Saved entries
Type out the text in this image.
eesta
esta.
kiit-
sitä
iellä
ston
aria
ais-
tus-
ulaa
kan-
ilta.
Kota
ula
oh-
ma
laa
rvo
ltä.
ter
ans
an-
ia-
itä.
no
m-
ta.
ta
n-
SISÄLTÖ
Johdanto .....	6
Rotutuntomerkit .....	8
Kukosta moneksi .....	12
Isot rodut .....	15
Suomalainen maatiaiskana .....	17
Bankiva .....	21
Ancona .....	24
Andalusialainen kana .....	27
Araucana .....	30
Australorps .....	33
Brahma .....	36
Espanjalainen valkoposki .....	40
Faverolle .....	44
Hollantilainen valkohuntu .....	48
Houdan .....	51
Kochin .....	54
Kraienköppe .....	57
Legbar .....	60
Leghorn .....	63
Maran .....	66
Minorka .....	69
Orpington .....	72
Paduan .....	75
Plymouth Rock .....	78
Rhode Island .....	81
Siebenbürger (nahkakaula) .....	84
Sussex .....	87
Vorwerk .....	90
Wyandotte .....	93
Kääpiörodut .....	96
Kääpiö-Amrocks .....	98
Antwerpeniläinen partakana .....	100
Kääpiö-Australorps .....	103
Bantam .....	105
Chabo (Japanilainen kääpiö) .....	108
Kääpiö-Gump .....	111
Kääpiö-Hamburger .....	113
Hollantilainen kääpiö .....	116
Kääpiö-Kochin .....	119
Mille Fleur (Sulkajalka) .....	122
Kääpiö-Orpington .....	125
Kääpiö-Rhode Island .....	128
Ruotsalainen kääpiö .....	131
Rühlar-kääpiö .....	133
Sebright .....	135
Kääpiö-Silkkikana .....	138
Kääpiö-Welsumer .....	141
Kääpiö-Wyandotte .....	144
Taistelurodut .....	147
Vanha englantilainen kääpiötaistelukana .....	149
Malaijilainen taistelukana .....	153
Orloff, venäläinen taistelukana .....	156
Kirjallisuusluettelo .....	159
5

WHAT YOU WILL DO>
Set out the complete listing exactly as shown.

WRITTEN REPLY>
Type out the text in this image.
eesta
esta.
kiit-
sitä
iellä
ston
aria
ais-
tus-
ulaa
kan-
ilta.
Kota
ula
oh-
ma
laa
rvo
ltä.
ter
ans
an-
ia-
itä.
no
m-
ta.
ta
n-
SISÄLTÖ
Johdanto .....	6
Rotutuntomerkit .....	8
Kukosta moneksi .....	12
Isot rodut .....	15
Suomalainen maatiaiskana .....	17
Bankiva .....	21
Ancona .....	24
Andalusialainen kana .....	27
Araucana .....	30
Australorps .....	33
Brahma .....	36
Espanjalainen valkoposki .....	40
Faverolle .....	44
Hollantilainen valkohuntu .....	48
Houdan .....	51
Kochin .....	54
Kraienköppe .....	57
Legbar .....	60
Leghorn .....	63
Maran .....	66
Minorka .....	69
Orpington .....	72
Paduan .....	75
Plymouth Rock .....	78
Rhode Island .....	81
Siebenbürger (nahkakaula) .....	84
Sussex .....	87
Vorwerk .....	90
Wyandotte .....	93
Kääpiörodut .....	96
Kääpiö-Amrocks .....	98
Antwerpeniläinen partakana .....	100
Kääpiö-Australorps .....	103
Bantam .....	105
Chabo (Japanilainen kääpiö) .....	108
Kääpiö-Gump .....	111
Kääpiö-Hamburger .....	113
Hollantilainen kääpiö .....	116
Kääpiö-Kochin .....	119
Mille Fleur (Sulkajalka) .....	122
Kääpiö-Orpington .....	125
Kääpiö-Rhode Island .....	128
Ruotsalainen kääpiö .....	131
Rühlar-kääpiö .....	133
Sebright .....	135
Kääpiö-Silkkikana .....	138
Kääpiö-Welsumer .....	141
Kääpiö-Wyandotte .....	144
Taistelurodut .....	147
Vanha englantilainen kääpiötaistelukana .....	149
Malaijilainen taistelukana .....	153
Orloff, venäläinen taistelukana .....	156
Kirjallisuusluettelo .....	159
5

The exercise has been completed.